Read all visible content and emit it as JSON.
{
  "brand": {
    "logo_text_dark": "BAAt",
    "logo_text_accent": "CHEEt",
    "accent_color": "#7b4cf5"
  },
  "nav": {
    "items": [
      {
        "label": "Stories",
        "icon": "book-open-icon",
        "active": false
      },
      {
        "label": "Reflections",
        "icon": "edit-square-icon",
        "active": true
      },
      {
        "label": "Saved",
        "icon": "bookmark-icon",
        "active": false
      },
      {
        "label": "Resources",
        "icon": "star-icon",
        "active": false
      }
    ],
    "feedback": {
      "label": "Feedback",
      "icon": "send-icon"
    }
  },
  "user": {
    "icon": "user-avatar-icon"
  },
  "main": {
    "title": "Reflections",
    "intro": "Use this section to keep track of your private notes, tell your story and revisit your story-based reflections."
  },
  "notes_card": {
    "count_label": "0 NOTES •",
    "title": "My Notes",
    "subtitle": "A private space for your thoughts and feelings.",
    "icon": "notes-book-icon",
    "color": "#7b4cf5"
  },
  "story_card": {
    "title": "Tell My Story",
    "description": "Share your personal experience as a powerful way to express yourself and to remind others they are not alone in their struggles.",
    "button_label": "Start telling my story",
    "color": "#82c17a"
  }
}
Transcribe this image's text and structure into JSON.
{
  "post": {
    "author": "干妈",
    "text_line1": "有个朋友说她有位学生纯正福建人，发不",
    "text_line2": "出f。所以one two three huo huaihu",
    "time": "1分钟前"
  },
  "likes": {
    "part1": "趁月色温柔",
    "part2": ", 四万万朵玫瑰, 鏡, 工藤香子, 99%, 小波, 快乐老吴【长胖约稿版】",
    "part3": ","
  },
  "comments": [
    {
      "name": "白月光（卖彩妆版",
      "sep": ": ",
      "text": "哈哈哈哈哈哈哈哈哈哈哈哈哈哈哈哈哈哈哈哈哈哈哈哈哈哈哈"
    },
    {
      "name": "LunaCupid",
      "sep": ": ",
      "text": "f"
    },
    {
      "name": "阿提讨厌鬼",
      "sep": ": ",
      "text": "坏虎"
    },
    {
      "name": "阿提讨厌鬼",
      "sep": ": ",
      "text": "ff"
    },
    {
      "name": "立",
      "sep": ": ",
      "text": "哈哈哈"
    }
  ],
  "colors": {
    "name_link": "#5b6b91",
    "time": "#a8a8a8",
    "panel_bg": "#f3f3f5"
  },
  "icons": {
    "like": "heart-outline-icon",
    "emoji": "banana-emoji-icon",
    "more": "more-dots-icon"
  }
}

**Written instruction**. Return the listing above word for word.

**Finished answer**.
Read all visible content and emit it as JSON.
{
  "brand": {
    "logo_text_dark": "BAAt",
    "logo_text_accent": "CHEEt",
    "accent_color": "#7b4cf5"
  },
  "nav": {
    "items": [
      {
        "label": "Stories",
        "icon": "book-open-icon",
        "active": false
      },
      {
        "label": "Reflections",
        "icon": "edit-square-icon",
        "active": true
      },
      {
        "label": "Saved",
        "icon": "bookmark-icon",
        "active": false
      },
      {
        "label": "Resources",
        "icon": "star-icon",
        "active": false
      }
    ],
    "feedback": {
      "label": "Feedback",
      "icon": "send-icon"
    }
  },
  "user": {
    "icon": "user-avatar-icon"
  },
  "main": {
    "title": "Reflections",
    "intro": "Use this section to keep track of your private notes, tell your story and revisit your story-based reflections."
  },
  "notes_card": {
    "count_label": "0 NOTES •",
    "title": "My Notes",
    "subtitle": "A private space for your thoughts and feelings.",
    "icon": "notes-book-icon",
    "color": "#7b4cf5"
  },
  "story_card": {
    "title": "Tell My Story",
    "description": "Share your personal experience as a powerful way to express yourself and to remind others they are not alone in their struggles.",
    "button_label": "Start telling my story",
    "color": "#82c17a"
  }
}
Transcribe this image's text and structure into JSON.
{
  "post": {
    "author": "干妈",
    "text_line1": "有个朋友说她有位学生纯正福建人，发不",
    "text_line2": "出f。所以one two three huo huaihu",
    "time": "1分钟前"
  },
  "likes": {
    "part1": "趁月色温柔",
    "part2": ", 四万万朵玫瑰, 鏡, 工藤香子, 99%, 小波, 快乐老吴【长胖约稿版】",
    "part3": ","
  },
  "comments": [
    {
      "name": "白月光（卖彩妆版",
      "sep": ": ",
      "text": "哈哈哈哈哈哈哈哈哈哈哈哈哈哈哈哈哈哈哈哈哈哈哈哈哈哈哈"
    },
    {
      "name": "LunaCupid",
      "sep": ": ",
      "text": "f"
    },
    {
      "name": "阿提讨厌鬼",
      "sep": ": ",
      "text": "坏虎"
    },
    {
      "name": "阿提讨厌鬼",
      "sep": ": ",
      "text": "ff"
    },
    {
      "name": "立",
      "sep": ": ",
      "text": "哈哈哈"
    }
  ],
  "colors": {
    "name_link": "#5b6b91",
    "time": "#a8a8a8",
    "panel_bg": "#f3f3f5"
  },
  "icons": {
    "like": "heart-outline-icon",
    "emoji": "banana-emoji-icon",
    "more": "more-dots-icon"
  }
}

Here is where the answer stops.